(Stored data)

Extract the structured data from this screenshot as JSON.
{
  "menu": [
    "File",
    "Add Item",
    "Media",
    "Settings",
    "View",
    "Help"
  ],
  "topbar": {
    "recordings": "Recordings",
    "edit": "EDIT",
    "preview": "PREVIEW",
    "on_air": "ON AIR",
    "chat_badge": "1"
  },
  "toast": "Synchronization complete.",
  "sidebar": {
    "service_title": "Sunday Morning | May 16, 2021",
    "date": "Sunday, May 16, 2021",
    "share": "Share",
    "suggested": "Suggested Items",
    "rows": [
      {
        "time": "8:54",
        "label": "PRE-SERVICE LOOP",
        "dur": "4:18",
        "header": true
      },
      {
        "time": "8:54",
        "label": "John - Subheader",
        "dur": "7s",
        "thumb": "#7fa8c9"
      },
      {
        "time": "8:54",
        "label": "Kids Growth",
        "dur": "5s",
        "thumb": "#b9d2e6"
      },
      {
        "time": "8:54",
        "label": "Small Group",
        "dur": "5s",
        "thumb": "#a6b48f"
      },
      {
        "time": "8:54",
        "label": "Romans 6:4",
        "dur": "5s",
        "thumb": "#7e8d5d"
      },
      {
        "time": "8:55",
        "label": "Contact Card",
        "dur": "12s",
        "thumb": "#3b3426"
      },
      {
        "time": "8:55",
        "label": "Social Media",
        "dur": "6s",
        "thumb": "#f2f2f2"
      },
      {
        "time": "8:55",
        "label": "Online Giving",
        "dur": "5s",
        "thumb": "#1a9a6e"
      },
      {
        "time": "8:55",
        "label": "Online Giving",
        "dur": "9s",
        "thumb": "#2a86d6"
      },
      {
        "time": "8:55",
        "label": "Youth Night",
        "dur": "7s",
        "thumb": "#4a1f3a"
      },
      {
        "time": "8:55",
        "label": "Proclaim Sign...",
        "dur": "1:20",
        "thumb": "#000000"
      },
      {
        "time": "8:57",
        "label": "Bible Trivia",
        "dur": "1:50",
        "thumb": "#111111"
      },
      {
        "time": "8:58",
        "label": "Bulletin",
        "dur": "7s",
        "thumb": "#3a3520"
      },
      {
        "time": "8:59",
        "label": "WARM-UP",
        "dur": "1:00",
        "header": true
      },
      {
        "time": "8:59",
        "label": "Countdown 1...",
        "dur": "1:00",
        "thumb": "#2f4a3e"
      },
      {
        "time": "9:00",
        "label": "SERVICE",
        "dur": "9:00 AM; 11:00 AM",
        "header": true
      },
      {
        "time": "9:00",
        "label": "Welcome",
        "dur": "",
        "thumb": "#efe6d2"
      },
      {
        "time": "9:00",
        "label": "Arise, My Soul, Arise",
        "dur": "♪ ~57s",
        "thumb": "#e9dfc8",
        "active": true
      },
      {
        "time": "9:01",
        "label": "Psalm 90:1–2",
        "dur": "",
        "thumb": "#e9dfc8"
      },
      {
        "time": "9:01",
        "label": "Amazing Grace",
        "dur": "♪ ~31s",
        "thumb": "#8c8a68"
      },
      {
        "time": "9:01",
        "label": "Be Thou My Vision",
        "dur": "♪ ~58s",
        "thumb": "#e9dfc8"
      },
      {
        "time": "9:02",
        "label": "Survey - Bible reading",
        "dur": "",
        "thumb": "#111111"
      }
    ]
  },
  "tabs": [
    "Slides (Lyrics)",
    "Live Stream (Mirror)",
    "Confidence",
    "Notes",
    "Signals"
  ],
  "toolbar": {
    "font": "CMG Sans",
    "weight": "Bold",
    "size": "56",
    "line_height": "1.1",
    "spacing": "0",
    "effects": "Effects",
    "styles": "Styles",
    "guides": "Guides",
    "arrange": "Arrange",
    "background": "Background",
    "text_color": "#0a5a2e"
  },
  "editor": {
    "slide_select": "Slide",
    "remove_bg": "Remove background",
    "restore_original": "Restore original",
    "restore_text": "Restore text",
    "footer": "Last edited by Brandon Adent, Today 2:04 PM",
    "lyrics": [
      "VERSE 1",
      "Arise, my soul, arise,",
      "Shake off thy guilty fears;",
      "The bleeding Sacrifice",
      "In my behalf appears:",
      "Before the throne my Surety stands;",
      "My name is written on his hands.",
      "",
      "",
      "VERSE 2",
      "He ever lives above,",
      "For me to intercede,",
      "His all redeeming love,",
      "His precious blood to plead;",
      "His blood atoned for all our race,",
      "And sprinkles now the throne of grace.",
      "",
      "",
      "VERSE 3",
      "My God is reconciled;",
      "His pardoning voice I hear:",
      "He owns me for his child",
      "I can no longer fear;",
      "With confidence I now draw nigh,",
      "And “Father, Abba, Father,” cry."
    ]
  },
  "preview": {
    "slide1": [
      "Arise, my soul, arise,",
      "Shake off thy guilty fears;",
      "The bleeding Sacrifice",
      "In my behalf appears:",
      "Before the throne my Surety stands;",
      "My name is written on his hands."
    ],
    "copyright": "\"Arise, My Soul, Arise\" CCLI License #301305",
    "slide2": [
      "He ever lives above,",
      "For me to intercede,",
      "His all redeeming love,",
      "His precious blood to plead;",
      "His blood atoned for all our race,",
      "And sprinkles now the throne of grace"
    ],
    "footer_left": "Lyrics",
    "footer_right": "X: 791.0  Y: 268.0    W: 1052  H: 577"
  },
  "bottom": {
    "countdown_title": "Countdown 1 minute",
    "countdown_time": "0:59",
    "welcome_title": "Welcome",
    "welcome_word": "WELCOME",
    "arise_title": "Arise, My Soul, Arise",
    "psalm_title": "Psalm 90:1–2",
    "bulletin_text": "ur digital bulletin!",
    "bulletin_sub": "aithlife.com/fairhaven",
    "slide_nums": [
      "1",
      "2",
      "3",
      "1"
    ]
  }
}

Set task:
Output the full listing exactly as it stands.

Complete answer:
Extract the structured data from this screenshot as JSON.
{
  "menu": [
    "File",
    "Add Item",
    "Media",
    "Settings",
    "View",
    "Help"
  ],
  "topbar": {
    "recordings": "Recordings",
    "edit": "EDIT",
    "preview": "PREVIEW",
    "on_air": "ON AIR",
    "chat_badge": "1"
  },
  "toast": "Synchronization complete.",
  "sidebar": {
    "service_title": "Sunday Morning | May 16, 2021",
    "date": "Sunday, May 16, 2021",
    "share": "Share",
    "suggested": "Suggested Items",
    "rows": [
      {
        "time": "8:54",
        "label": "PRE-SERVICE LOOP",
        "dur": "4:18",
        "header": true
      },
      {
        "time": "8:54",
        "label": "John - Subheader",
        "dur": "7s",
        "thumb": "#7fa8c9"
      },
      {
        "time": "8:54",
        "label": "Kids Growth",
        "dur": "5s",
        "thumb": "#b9d2e6"
      },
      {
        "time": "8:54",
        "label": "Small Group",
        "dur": "5s",
        "thumb": "#a6b48f"
      },
      {
        "time": "8:54",
        "label": "Romans 6:4",
        "dur": "5s",
        "thumb": "#7e8d5d"
      },
      {
        "time": "8:55",
        "label": "Contact Card",
        "dur": "12s",
        "thumb": "#3b3426"
      },
      {
        "time": "8:55",
        "label": "Social Media",
        "dur": "6s",
        "thumb": "#f2f2f2"
      },
      {
        "time": "8:55",
        "label": "Online Giving",
        "dur": "5s",
        "thumb": "#1a9a6e"
      },
      {
        "time": "8:55",
        "label": "Online Giving",
        "dur": "9s",
        "thumb": "#2a86d6"
      },
      {
        "time": "8:55",
        "label": "Youth Night",
        "dur": "7s",
        "thumb": "#4a1f3a"
      },
      {
        "time": "8:55",
        "label": "Proclaim Sign...",
        "dur": "1:20",
        "thumb": "#000000"
      },
      {
        "time": "8:57",
        "label": "Bible Trivia",
        "dur": "1:50",
        "thumb": "#111111"
      },
      {
        "time": "8:58",
        "label": "Bulletin",
        "dur": "7s",
        "thumb": "#3a3520"
      },
      {
        "time": "8:59",
        "label": "WARM-UP",
        "dur": "1:00",
        "header": true
      },
      {
        "time": "8:59",
        "label": "Countdown 1...",
        "dur": "1:00",
        "thumb": "#2f4a3e"
      },
      {
        "time": "9:00",
        "label": "SERVICE",
        "dur": "9:00 AM; 11:00 AM",
        "header": true
      },
      {
        "time": "9:00",
        "label": "Welcome",
        "dur": "",
        "thumb": "#efe6d2"
      },
      {
        "time": "9:00",
        "label": "Arise, My Soul, Arise",
        "dur": "♪ ~57s",
        "thumb": "#e9dfc8",
        "active": true
      },
      {
        "time": "9:01",
        "label": "Psalm 90:1–2",
        "dur": "",
        "thumb": "#e9dfc8"
      },
      {
        "time": "9:01",
        "label": "Amazing Grace",
        "dur": "♪ ~31s",
        "thumb": "#8c8a68"
      },
      {
        "time": "9:01",
        "label": "Be Thou My Vision",
        "dur": "♪ ~58s",
        "thumb": "#e9dfc8"
      },
      {
        "time": "9:02",
        "label": "Survey - Bible reading",
        "dur": "",
        "thumb": "#111111"
      }
    ]
  },
  "tabs": [
    "Slides (Lyrics)",
    "Live Stream (Mirror)",
    "Confidence",
    "Notes",
    "Signals"
  ],
  "toolbar": {
    "font": "CMG Sans",
    "weight": "Bold",
    "size": "56",
    "line_height": "1.1",
    "spacing": "0",
    "effects": "Effects",
    "styles": "Styles",
    "guides": "Guides",
    "arrange": "Arrange",
    "background": "Background",
    "text_color": "#0a5a2e"
  },
  "editor": {
    "slide_select": "Slide",
    "remove_bg": "Remove background",
    "restore_original": "Restore original",
    "restore_text": "Restore text",
    "footer": "Last edited by Brandon Adent, Today 2:04 PM",
    "lyrics": [
      "VERSE 1",
      "Arise, my soul, arise,",
      "Shake off thy guilty fears;",
      "The bleeding Sacrifice",
      "In my behalf appears:",
      "Before the throne my Surety stands;",
      "My name is written on his hands.",
      "",
      "",
      "VERSE 2",
      "He ever lives above,",
      "For me to intercede,",
      "His all redeeming love,",
      "His precious blood to plead;",
      "His blood atoned for all our race,",
      "And sprinkles now the throne of grace.",
      "",
      "",
      "VERSE 3",
      "My God is reconciled;",
      "His pardoning voice I hear:",
      "He owns me for his child",
      "I can no longer fear;",
      "With confidence I now draw nigh,",
      "And “Father, Abba, Father,” cry."
    ]
  },
  "preview": {
    "slide1": [
      "Arise, my soul, arise,",
      "Shake off thy guilty fears;",
      "The bleeding Sacrifice",
      "In my behalf appears:",
      "Before the throne my Surety stands;",
      "My name is written on his hands."
    ],
    "copyright": "\"Arise, My Soul, Arise\" CCLI License #301305",
    "slide2": [
      "He ever lives above,",
      "For me to intercede,",
      "His all redeeming love,",
      "His precious blood to plead;",
      "His blood atoned for all our race,",
      "And sprinkles now the throne of grace"
    ],
    "footer_left": "Lyrics",
    "footer_right": "X: 791.0  Y: 268.0    W: 1052  H: 577"
  },
  "bottom": {
    "countdown_title": "Countdown 1 minute",
    "countdown_time": "0:59",
    "welcome_title": "Welcome",
    "welcome_word": "WELCOME",
    "arise_title": "Arise, My Soul, Arise",
    "psalm_title": "Psalm 90:1–2",
    "bulletin_text": "ur digital bulletin!",
    "bulletin_sub": "aithlife.com/fairhaven",
    "slide_nums": [
      "1",
      "2",
      "3",
      "1"
    ]
  }
}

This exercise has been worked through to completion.